-- START EXCERPT PROVIDED --

The Push for Accountability Following 2020's Racial Justice Uprisings
Rebeca: I'm Rebeca Ibarra, Host and Producer of NPR and WNYC's Consider This, filling in for Tanzina Vega. You're listening to The Takeaway.
[protest calls]
Rebeca: Last summer, the brutal killing of George Floyd by police in Minneapolis set into motion a national reckoning about systemic racism and police brutality. Floyd's death, which was captured on camera and viewed by millions, illustrated the unequal justice system that Black Americans have experienced for far too long. A 2020 study from Harvard found that Black Americans are three times more likely to be killed by police than white Americans. The names of those who've died at the hands of police have become a rallying cry for change.
Breonna Taylor, Rayshard Brooks, Daniel Prude, Atatiana Jefferson, the list keeps growing. While the trial of Derek Chauvin, the officer accused of killing George Floyd is scheduled to begin shortly, history has shown how difficult it is to secure an indictment against a police officer, let alone a conviction. For more, we're here with Josie Duffy Rice, president of The Appeal, and Aaron Morrison, National Race & Ethnicity Writer for the Associated Press. Josie and Aaron, thank you so much for being with us.
Josie: Thank you for having us.
Aaron: Yes, good to be with you.
Rebeca: Aaron, the killing of Ahmaud Arbery was caught on video. He was shot three times in broad daylight while he was on a run because three right vigilantes thought he was involved in nearby robberies. Remind us how local prosecutors initially handled this case.
Aaron: They initially handled it by, let's just be blunt, by not handling it. They did not afford Mr. Arbery the civil rights protections that others would get in what is clearly a criminal case and a very heinous act that was carried out by the McMichaels. That's the reason why his mother Wanda Cooper has filed a civil rights lawsuit just recently on the one-year anniversary of his death.
Rebeca: Where do things currently stand with the trial of the men charged with his murder?
Aaron: They essentially await trial. A trial date has not actually been set yet. We're a few days past the one year since Ahmaud's death and the family is still awaiting basically a roadmap for how things are going to proceed.
Rebeca: Josie, what sort of defense are the three men charged in Arbery murder planning on using?
Josie: We're basically expecting to see them use two different defenses for their actions that day. The first is employing the citizen's arrest law, which has existed in Georgia law since the year that the emancipation proclamation was signed. That's relevant because this law really has racist origins and has been employed in explicitly racist ways. It essentially gives citizens, especially white citizens, the right to use the force of law, to arrest people using the force of law, though they don't have law enforcement credentials. What we see is that it plays out in similar situations like the one with Ahmaud Arbery.

-- END EXCERPT PROVIDED --
-- START SUPPLIED DATA --

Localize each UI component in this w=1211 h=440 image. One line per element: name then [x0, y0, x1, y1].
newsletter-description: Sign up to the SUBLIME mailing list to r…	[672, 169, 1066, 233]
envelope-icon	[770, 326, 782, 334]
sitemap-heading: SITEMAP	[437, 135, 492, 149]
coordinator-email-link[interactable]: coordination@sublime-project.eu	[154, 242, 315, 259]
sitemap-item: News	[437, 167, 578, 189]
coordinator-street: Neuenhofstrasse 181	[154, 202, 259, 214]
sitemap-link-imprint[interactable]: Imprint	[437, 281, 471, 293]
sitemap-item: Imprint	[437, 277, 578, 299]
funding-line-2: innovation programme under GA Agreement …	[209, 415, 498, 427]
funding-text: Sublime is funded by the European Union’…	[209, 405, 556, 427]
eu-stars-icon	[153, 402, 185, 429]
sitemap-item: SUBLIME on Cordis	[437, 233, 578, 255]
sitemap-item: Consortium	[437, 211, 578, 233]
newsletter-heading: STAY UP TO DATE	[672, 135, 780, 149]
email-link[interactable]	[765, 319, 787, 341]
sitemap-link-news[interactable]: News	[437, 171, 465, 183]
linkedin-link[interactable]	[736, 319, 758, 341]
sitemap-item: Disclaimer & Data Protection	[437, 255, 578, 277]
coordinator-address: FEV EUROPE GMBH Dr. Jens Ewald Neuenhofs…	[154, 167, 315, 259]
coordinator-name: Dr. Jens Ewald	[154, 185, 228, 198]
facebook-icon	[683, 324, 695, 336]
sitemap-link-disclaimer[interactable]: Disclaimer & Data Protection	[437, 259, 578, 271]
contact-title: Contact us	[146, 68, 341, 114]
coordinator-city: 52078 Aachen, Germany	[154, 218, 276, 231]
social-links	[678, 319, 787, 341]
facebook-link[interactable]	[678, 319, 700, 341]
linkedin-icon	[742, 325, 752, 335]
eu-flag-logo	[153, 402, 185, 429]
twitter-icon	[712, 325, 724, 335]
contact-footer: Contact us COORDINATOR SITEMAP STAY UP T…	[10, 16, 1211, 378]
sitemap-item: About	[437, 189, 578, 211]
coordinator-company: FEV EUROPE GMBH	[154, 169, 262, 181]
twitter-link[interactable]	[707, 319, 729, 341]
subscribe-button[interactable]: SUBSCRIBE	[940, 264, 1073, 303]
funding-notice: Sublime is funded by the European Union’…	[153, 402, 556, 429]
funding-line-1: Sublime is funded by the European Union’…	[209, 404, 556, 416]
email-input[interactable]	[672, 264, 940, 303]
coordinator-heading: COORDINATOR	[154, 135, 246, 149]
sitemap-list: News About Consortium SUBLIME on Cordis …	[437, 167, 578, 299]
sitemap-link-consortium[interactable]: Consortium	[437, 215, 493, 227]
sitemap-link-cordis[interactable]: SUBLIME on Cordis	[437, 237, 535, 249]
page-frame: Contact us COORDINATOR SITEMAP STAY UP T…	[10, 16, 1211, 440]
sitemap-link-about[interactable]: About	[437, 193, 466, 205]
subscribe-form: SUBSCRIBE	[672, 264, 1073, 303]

-- END SUPPLIED DATA --
-- START SUPPLIED DATA --

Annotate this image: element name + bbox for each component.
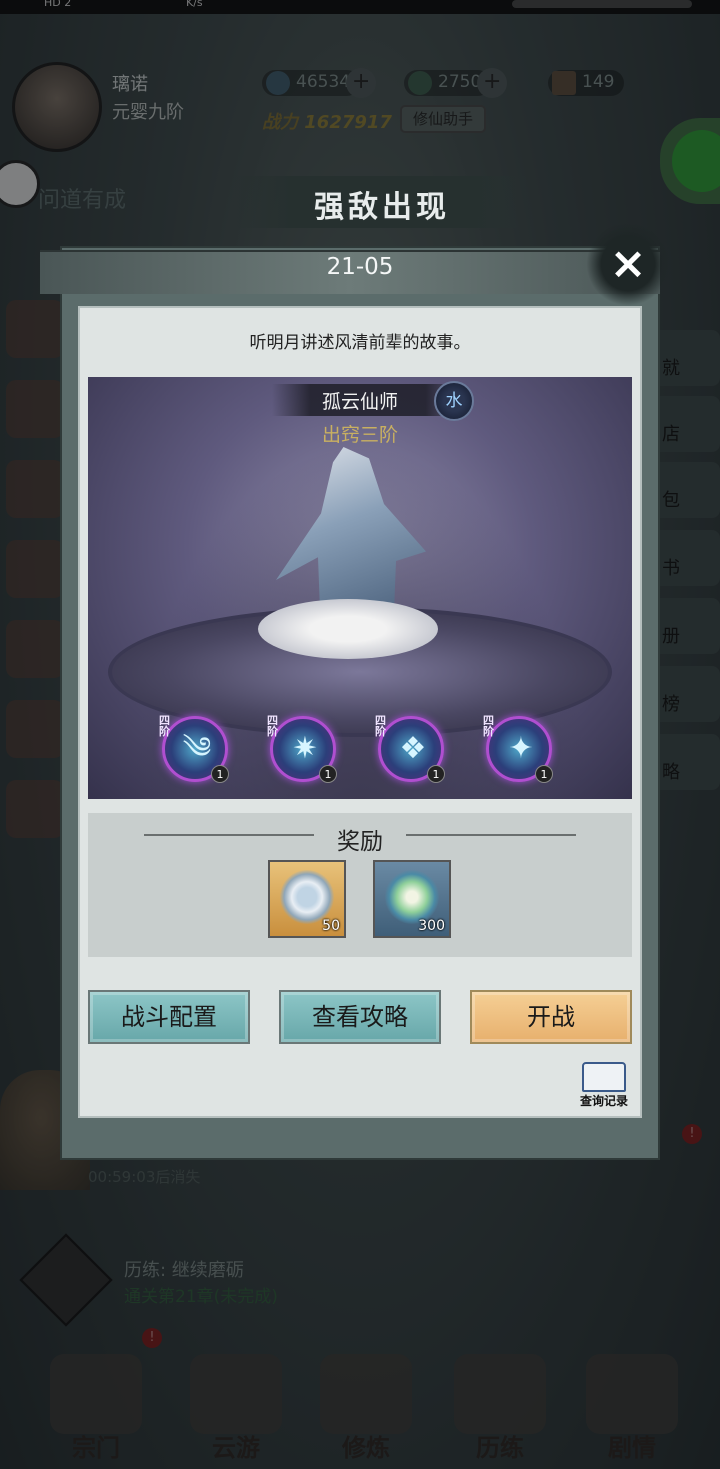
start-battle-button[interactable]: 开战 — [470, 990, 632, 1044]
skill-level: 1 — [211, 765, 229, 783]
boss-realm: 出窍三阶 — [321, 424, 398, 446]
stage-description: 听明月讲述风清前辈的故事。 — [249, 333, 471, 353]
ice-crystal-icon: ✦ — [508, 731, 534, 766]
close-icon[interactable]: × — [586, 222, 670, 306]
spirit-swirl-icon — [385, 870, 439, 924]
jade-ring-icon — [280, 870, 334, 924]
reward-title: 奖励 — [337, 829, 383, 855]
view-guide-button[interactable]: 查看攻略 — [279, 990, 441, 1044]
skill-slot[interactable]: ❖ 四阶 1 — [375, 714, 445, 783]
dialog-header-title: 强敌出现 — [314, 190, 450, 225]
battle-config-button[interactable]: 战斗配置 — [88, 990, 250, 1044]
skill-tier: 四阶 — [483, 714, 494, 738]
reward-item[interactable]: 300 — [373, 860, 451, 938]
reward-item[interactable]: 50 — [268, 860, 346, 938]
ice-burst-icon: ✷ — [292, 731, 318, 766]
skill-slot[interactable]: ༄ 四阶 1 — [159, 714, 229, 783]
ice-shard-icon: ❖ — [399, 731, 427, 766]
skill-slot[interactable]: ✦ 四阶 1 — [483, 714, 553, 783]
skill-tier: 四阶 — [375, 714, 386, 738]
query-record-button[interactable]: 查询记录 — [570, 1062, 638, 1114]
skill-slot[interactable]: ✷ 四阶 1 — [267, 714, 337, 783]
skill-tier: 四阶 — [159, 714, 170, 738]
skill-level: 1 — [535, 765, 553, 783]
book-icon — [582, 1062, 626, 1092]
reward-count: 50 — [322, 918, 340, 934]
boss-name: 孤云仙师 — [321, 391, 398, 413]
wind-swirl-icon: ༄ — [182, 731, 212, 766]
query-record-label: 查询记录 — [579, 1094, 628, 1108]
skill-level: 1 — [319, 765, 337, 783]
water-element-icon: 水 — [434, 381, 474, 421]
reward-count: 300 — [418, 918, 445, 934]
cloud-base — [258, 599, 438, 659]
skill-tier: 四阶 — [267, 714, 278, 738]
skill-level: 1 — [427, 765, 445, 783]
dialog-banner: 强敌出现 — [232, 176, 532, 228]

-- END SUPPLIED DATA --
-- START SUPPLIED DATA --

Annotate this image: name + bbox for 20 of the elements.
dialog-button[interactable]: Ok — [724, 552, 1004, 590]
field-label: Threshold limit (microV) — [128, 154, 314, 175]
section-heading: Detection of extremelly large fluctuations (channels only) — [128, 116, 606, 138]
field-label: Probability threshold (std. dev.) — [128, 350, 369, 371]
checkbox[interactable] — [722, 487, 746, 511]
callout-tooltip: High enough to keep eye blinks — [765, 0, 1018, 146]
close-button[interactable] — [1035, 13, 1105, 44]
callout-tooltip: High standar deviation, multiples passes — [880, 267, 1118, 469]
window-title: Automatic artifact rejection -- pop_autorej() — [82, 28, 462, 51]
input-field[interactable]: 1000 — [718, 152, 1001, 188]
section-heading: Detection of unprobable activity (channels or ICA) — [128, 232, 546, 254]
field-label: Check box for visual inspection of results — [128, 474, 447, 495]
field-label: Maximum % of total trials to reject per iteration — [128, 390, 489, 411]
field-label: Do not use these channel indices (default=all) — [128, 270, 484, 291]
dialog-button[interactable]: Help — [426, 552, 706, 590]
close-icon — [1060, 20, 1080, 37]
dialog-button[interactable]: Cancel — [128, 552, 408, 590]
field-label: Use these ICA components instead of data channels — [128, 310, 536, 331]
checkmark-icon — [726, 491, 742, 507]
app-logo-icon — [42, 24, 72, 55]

-- END SUPPLIED DATA --

### [STATED PROBLEM A]
Answer these questions using the transcript, one answer per line, marked the same way.
(i) According to the 2020 Harvard study, how much more likely are Black Americans than white Americans to be killed by police?
(ii) Who filed a civil rights lawsuit over Ahmaud Arbery's death, and when?
(iii) Since what year has Georgia's citizen's arrest law existed?
### [STATED PROBLEM B]
Name every person listed in the transcript's sentence that ends "the list keeps growing."
### [STATED PROBLEM C]
Reproduce the stretch of the transcript from "Rebeca: Aaron, the" through "handled this case.".

### [PROBLEM SOLUTION A]
(i) Three times more likely.
(ii) His mother, Wanda Cooper, filed it on the one-year anniversary of his death.
(iii) Since the year the emancipation proclamation was signed.

### [PROBLEM SOLUTION B]
Breonna Taylor, Rayshard Brooks, Daniel Prude, Atatiana Jefferson

### [PROBLEM SOLUTION C]
Rebeca: Aaron, the killing of Ahmaud Arbery was caught on video. He was shot three times in broad daylight while he was on a run because three right vigilantes thought he was involved in nearby robberies. Remind us how local prosecutors initially handled this case.